**What is expected:**
Check every line for the word "租赁合同登记备案证明" and state how many lines have it. Reply with the number alone.

**Record list:**
◇ ◇ ◇ ◇ ◇
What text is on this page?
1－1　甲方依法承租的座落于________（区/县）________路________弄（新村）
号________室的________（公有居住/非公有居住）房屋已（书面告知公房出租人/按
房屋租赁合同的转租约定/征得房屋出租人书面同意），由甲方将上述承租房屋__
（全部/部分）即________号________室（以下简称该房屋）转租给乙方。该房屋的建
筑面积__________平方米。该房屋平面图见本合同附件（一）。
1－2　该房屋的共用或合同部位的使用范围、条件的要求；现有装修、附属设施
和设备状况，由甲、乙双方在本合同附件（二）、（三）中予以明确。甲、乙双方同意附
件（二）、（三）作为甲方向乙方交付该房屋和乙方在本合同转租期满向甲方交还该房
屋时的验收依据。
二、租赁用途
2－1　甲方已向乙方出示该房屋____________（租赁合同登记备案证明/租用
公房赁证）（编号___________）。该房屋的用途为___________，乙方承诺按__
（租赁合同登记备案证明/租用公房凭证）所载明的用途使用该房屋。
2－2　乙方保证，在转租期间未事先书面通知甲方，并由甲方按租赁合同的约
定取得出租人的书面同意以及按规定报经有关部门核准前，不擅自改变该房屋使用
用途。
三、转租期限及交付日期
◇ ◇ ◇ ◇ ◇
**Exercise answer:**
2